# Short task
Look through the material below and give the number of lines holding "data", with no other words.

# Entries provided
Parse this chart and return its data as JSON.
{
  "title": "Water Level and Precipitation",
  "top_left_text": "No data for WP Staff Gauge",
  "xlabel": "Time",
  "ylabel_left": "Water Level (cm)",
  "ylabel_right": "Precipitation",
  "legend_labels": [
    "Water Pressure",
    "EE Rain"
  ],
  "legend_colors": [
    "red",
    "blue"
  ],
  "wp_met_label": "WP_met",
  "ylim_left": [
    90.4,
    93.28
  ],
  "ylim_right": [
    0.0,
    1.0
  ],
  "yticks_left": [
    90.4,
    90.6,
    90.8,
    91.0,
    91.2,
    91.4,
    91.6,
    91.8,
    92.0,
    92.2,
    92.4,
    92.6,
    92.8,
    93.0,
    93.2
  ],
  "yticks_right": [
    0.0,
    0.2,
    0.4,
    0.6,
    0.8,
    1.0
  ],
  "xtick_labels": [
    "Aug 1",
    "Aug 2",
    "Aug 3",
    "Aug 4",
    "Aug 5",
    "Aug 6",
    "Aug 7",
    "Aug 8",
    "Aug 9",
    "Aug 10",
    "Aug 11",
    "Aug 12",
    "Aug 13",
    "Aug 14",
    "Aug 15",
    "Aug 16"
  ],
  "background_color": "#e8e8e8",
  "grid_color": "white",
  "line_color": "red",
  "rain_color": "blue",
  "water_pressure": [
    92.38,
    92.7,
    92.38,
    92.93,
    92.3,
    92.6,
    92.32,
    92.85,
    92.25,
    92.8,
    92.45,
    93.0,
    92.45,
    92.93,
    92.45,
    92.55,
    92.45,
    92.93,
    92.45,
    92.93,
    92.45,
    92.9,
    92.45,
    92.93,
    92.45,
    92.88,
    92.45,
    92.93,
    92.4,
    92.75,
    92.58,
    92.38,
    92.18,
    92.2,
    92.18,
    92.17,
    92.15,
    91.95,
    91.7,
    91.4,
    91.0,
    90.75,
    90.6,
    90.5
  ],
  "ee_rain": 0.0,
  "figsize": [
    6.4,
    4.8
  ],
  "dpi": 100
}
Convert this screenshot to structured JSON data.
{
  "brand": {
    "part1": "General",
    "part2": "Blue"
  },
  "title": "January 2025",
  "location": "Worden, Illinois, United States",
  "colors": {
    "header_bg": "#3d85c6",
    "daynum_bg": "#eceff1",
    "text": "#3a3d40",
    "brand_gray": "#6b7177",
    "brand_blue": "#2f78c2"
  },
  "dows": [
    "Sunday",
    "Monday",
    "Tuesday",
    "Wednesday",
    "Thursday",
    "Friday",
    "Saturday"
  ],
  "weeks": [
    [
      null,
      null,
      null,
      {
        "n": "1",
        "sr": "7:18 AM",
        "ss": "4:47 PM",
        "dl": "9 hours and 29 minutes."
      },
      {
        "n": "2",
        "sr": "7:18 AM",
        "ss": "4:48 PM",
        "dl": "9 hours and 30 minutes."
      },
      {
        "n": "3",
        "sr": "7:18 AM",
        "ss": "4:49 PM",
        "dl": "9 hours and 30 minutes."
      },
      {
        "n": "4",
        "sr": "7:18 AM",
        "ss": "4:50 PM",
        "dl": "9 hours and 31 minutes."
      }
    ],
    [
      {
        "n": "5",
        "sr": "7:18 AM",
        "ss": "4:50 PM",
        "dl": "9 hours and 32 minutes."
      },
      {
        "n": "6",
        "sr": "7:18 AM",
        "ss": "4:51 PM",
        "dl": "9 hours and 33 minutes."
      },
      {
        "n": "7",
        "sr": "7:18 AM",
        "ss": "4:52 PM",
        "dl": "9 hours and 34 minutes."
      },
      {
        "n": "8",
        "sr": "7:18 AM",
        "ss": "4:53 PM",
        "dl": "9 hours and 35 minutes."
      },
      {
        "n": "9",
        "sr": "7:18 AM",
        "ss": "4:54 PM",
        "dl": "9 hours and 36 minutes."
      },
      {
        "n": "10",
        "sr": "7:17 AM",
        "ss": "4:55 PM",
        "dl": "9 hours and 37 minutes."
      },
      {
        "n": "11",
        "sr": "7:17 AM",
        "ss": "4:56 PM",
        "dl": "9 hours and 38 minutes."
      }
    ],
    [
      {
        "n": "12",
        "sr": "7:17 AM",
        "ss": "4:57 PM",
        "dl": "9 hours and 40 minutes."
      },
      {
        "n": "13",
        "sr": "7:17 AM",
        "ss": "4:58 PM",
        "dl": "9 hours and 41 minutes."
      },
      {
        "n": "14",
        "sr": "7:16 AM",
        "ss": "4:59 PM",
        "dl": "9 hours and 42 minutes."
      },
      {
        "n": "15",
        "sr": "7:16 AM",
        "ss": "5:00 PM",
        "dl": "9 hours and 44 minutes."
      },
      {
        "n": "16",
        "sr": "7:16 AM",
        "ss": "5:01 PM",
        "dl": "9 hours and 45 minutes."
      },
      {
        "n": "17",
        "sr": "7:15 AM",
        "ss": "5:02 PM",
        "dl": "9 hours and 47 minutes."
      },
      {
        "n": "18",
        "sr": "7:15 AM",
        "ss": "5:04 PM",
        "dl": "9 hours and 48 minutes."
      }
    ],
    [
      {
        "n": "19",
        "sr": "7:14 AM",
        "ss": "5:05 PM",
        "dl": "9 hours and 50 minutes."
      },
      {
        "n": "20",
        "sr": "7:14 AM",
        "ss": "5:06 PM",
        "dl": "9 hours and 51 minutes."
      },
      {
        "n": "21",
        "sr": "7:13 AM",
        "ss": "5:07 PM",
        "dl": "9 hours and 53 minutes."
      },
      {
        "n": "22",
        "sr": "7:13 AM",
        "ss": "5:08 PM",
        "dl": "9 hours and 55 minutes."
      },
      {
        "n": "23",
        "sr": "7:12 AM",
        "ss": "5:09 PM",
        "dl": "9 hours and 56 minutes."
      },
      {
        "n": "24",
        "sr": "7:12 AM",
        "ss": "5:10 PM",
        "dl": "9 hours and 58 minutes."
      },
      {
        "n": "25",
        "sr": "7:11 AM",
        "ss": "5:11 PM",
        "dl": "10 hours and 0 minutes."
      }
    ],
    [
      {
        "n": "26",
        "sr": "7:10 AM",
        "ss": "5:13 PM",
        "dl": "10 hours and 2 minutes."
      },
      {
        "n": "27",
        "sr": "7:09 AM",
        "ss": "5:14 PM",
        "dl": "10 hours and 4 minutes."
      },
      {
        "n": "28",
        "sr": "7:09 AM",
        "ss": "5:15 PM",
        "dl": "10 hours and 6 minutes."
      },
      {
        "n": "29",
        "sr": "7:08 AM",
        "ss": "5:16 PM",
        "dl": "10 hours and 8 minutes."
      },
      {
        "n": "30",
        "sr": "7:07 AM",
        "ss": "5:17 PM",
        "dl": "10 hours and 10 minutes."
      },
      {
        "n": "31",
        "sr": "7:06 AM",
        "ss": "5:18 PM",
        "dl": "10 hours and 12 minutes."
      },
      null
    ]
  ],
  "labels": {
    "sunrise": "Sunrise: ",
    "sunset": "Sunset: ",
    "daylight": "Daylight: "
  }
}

# Task solution
3